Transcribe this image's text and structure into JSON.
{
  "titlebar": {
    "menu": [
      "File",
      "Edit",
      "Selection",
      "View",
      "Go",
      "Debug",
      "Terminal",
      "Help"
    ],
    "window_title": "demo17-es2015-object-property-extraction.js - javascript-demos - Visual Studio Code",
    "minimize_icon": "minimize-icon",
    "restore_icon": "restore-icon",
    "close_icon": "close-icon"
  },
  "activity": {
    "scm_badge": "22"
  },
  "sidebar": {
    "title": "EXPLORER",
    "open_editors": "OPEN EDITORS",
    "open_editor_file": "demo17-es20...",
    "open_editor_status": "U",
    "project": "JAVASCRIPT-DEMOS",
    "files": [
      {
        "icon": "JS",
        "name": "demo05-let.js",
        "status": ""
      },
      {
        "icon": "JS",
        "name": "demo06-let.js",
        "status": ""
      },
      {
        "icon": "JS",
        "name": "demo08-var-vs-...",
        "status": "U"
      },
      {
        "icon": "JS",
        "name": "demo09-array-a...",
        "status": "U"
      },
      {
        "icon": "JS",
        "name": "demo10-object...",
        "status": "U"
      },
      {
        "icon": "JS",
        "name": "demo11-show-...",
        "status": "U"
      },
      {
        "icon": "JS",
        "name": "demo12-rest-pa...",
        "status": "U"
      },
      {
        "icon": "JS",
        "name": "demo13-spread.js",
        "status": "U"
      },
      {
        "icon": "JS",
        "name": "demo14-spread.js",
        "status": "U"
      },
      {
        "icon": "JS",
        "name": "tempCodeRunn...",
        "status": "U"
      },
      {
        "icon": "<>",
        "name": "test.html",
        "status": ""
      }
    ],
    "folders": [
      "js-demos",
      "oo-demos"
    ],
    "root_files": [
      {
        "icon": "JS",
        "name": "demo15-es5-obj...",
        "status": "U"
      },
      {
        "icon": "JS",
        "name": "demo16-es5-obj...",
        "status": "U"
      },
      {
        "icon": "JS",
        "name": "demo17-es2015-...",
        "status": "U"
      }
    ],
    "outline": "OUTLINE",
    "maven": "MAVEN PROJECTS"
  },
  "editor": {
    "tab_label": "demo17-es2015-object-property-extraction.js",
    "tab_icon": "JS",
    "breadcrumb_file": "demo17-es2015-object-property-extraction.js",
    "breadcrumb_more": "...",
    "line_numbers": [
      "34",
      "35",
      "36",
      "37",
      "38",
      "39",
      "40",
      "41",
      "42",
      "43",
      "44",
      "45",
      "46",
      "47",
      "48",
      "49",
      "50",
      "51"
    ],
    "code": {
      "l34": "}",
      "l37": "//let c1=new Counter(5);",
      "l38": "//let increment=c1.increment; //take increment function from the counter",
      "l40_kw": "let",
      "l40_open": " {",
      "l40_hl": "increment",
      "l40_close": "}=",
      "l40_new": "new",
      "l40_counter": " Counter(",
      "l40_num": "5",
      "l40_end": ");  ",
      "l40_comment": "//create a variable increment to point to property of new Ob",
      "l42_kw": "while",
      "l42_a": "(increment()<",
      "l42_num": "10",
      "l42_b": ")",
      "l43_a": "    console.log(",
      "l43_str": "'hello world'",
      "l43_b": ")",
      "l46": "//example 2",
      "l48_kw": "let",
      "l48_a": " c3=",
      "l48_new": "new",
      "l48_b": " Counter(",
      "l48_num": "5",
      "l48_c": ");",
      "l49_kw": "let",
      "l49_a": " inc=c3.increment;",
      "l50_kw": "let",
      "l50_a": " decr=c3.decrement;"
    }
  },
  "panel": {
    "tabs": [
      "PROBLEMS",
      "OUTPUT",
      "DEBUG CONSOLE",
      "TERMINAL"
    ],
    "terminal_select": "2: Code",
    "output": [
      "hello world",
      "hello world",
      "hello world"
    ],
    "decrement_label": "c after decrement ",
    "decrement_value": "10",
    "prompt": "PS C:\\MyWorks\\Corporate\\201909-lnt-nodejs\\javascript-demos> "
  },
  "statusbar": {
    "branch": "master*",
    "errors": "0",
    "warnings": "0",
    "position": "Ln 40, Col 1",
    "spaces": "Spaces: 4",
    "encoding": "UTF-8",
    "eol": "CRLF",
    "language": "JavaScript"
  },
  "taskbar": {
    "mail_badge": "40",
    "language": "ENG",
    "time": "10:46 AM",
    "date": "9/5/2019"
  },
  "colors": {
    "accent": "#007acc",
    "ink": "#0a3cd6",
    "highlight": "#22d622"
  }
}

============

THE TASK - Return every line of the preceding records in which the word "spread" appears.

TASK RESULT -
        "name": "demo13-spread.js",
        "name": "demo14-spread.js",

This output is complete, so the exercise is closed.